--- START ---
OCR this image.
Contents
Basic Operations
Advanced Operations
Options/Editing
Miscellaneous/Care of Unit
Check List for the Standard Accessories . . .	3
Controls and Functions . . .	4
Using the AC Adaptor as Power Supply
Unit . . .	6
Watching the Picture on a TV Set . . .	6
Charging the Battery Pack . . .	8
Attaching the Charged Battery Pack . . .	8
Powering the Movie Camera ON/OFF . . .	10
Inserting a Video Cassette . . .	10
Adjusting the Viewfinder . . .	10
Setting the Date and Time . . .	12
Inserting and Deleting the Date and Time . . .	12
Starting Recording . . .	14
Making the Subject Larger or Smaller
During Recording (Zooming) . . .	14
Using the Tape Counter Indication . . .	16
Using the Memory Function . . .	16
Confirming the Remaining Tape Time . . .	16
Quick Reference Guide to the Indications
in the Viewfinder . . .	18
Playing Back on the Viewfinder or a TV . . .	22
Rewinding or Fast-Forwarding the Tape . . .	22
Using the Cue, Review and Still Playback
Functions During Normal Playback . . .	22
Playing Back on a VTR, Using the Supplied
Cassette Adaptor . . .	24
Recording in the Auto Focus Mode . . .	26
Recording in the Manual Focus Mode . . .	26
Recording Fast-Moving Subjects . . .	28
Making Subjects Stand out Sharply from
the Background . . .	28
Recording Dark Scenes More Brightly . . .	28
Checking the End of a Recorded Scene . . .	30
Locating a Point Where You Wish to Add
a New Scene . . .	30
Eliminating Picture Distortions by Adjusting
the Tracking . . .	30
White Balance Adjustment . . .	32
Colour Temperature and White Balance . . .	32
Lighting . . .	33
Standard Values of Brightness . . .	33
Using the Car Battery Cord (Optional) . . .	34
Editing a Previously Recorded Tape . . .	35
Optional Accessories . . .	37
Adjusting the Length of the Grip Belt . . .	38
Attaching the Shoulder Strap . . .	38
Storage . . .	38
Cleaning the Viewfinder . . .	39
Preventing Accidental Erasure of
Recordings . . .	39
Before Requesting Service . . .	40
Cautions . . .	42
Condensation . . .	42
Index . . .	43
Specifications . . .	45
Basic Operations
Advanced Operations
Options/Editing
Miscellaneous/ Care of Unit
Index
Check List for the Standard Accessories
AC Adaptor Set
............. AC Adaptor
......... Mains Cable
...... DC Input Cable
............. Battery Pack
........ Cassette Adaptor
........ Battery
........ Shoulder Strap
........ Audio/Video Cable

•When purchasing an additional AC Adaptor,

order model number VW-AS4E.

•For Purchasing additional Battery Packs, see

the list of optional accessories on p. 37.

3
--- END ---
### Requirement
Print again each line of the listing above, exactly as it appears.

### Finished task
OCR this image.
Contents
Basic Operations
Advanced Operations
Options/Editing
Miscellaneous/Care of Unit
Check List for the Standard Accessories . . .	3
Controls and Functions . . .	4
Using the AC Adaptor as Power Supply
Unit . . .	6
Watching the Picture on a TV Set . . .	6
Charging the Battery Pack . . .	8
Attaching the Charged Battery Pack . . .	8
Powering the Movie Camera ON/OFF . . .	10
Inserting a Video Cassette . . .	10
Adjusting the Viewfinder . . .	10
Setting the Date and Time . . .	12
Inserting and Deleting the Date and Time . . .	12
Starting Recording . . .	14
Making the Subject Larger or Smaller
During Recording (Zooming) . . .	14
Using the Tape Counter Indication . . .	16
Using the Memory Function . . .	16
Confirming the Remaining Tape Time . . .	16
Quick Reference Guide to the Indications
in the Viewfinder . . .	18
Playing Back on the Viewfinder or a TV . . .	22
Rewinding or Fast-Forwarding the Tape . . .	22
Using the Cue, Review and Still Playback
Functions During Normal Playback . . .	22
Playing Back on a VTR, Using the Supplied
Cassette Adaptor . . .	24
Recording in the Auto Focus Mode . . .	26
Recording in the Manual Focus Mode . . .	26
Recording Fast-Moving Subjects . . .	28
Making Subjects Stand out Sharply from
the Background . . .	28
Recording Dark Scenes More Brightly . . .	28
Checking the End of a Recorded Scene . . .	30
Locating a Point Where You Wish to Add
a New Scene . . .	30
Eliminating Picture Distortions by Adjusting
the Tracking . . .	30
White Balance Adjustment . . .	32
Colour Temperature and White Balance . . .	32
Lighting . . .	33
Standard Values of Brightness . . .	33
Using the Car Battery Cord (Optional) . . .	34
Editing a Previously Recorded Tape . . .	35
Optional Accessories . . .	37
Adjusting the Length of the Grip Belt . . .	38
Attaching the Shoulder Strap . . .	38
Storage . . .	38
Cleaning the Viewfinder . . .	39
Preventing Accidental Erasure of
Recordings . . .	39
Before Requesting Service . . .	40
Cautions . . .	42
Condensation . . .	42
Index . . .	43
Specifications . . .	45
Basic Operations
Advanced Operations
Options/Editing
Miscellaneous/ Care of Unit
Index
Check List for the Standard Accessories
AC Adaptor Set
............. AC Adaptor
......... Mains Cable
...... DC Input Cable
............. Battery Pack
........ Cassette Adaptor
........ Battery
........ Shoulder Strap
........ Audio/Video Cable

•When purchasing an additional AC Adaptor,

order model number VW-AS4E.

•For Purchasing additional Battery Packs, see

the list of optional accessories on p. 37.

3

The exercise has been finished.